== Segment start ==

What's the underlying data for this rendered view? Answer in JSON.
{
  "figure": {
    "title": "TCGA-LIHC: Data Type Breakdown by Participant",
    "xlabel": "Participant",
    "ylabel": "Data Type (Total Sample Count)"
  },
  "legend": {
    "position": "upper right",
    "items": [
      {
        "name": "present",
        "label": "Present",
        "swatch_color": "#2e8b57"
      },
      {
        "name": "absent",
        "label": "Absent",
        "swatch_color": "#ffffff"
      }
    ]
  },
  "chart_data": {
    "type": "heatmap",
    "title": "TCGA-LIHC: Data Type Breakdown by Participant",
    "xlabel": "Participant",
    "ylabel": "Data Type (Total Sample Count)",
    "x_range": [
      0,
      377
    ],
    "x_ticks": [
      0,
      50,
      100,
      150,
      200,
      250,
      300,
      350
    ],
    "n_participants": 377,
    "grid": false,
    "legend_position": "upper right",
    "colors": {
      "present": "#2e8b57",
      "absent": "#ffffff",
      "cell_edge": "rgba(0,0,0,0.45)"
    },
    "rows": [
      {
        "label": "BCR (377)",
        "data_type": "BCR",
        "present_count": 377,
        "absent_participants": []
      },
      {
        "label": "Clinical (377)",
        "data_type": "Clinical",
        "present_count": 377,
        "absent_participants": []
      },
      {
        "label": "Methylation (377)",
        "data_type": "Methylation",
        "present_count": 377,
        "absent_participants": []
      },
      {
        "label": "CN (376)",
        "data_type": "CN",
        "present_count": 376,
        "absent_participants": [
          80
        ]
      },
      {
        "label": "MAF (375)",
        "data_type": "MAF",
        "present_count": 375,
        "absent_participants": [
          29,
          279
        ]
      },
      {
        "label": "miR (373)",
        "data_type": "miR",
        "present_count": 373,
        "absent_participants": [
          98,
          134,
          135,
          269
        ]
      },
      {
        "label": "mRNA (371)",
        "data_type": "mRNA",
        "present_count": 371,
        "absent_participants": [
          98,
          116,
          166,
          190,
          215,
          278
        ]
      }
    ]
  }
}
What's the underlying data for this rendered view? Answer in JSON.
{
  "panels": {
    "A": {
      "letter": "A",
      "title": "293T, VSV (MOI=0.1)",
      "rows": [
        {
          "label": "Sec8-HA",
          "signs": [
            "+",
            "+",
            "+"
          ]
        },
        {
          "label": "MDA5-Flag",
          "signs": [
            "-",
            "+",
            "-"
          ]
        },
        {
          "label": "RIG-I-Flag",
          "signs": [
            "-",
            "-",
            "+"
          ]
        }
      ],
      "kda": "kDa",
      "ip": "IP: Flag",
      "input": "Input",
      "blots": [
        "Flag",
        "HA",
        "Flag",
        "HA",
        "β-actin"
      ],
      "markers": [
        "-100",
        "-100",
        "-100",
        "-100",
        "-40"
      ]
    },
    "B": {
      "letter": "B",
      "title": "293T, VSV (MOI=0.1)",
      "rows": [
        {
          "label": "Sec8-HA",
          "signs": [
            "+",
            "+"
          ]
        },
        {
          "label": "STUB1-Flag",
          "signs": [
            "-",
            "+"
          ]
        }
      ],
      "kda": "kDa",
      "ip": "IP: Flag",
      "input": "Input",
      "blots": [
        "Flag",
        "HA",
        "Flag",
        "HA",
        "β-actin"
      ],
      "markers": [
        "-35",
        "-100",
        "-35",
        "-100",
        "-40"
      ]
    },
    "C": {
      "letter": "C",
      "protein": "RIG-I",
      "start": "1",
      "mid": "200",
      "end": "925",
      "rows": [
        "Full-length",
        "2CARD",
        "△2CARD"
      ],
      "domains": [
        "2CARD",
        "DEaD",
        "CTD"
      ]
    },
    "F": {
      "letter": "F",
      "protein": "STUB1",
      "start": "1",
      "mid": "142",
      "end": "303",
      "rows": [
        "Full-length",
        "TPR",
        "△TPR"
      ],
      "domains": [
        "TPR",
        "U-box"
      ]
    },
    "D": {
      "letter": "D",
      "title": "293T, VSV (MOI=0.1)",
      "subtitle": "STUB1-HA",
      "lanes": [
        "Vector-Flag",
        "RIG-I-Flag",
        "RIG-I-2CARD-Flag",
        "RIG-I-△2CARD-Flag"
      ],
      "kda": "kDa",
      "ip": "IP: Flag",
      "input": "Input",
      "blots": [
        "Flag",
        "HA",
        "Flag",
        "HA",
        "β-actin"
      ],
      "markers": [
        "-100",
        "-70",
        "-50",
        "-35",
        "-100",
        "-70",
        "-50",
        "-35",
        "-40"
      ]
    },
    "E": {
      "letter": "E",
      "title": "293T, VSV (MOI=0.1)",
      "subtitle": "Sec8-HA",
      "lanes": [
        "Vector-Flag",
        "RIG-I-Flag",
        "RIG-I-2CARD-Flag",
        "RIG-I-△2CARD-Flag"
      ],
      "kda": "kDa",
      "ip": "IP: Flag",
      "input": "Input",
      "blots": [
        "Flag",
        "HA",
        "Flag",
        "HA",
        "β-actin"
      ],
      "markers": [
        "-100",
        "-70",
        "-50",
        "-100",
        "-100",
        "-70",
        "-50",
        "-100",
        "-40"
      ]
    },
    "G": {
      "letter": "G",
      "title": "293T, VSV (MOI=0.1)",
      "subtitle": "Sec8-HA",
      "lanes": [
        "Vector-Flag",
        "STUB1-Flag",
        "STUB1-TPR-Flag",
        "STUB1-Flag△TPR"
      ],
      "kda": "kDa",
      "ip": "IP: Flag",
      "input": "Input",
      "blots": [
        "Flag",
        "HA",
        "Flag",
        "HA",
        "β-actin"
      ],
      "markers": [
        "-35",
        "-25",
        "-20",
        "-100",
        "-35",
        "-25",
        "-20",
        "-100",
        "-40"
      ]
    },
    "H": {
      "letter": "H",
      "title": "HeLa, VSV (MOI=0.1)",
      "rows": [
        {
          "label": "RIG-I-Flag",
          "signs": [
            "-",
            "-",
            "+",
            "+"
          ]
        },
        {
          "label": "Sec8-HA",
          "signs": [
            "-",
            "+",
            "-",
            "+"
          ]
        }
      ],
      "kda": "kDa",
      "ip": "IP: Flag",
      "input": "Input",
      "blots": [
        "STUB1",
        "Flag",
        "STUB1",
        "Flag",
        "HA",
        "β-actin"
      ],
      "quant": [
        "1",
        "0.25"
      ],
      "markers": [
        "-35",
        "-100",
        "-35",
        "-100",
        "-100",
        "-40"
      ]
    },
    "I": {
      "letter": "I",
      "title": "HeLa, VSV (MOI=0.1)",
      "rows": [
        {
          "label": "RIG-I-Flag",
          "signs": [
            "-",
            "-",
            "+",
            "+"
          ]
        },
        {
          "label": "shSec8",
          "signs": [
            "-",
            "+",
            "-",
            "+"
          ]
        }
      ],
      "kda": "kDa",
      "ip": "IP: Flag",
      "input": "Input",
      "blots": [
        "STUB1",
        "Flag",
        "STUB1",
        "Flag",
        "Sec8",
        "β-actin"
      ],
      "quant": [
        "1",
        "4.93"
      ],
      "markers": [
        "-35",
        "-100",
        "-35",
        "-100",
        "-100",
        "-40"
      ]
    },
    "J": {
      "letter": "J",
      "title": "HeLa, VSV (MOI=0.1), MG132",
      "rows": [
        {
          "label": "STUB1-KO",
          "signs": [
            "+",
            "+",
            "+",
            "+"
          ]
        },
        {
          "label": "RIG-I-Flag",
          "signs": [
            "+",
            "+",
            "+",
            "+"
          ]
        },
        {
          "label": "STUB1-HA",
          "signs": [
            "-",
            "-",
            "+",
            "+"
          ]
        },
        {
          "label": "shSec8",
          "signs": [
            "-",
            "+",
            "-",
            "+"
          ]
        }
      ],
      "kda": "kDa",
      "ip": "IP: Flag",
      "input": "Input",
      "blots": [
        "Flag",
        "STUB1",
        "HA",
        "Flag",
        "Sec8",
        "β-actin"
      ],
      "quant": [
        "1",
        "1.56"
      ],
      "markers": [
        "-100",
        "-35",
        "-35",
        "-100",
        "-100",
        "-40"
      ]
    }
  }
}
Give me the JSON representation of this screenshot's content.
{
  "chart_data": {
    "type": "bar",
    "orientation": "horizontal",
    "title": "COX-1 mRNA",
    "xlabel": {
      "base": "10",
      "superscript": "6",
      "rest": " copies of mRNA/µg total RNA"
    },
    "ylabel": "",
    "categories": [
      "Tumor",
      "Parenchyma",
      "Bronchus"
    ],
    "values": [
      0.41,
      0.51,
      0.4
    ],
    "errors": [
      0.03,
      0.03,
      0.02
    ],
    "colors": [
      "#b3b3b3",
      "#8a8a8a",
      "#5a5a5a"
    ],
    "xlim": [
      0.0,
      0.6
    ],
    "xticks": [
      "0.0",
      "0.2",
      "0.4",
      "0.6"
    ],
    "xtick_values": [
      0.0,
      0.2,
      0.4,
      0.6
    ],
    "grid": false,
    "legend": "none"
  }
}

== Segment end ==

**TASK ITEM:** With the line containing "Give me the" as the first and the last line of the data as the final one, copy every line between them exactly, those two included.

**RESULT OF THIS EXERCISE:**
Give me the JSON representation of this screenshot's content.
{
  "chart_data": {
    "type": "bar",
    "orientation": "horizontal",
    "title": "COX-1 mRNA",
    "xlabel": {
      "base": "10",
      "superscript": "6",
      "rest": " copies of mRNA/µg total RNA"
    },
    "ylabel": "",
    "categories": [
      "Tumor",
      "Parenchyma",
      "Bronchus"
    ],
    "values": [
      0.41,
      0.51,
      0.4
    ],
    "errors": [
      0.03,
      0.03,
      0.02
    ],
    "colors": [
      "#b3b3b3",
      "#8a8a8a",
      "#5a5a5a"
    ],
    "xlim": [
      0.0,
      0.6
    ],
    "xticks": [
      "0.0",
      "0.2",
      "0.4",
      "0.6"
    ],
    "xtick_values": [
      0.0,
      0.2,
      0.4,
      0.6
    ],
    "grid": false,
    "legend": "none"
  }
}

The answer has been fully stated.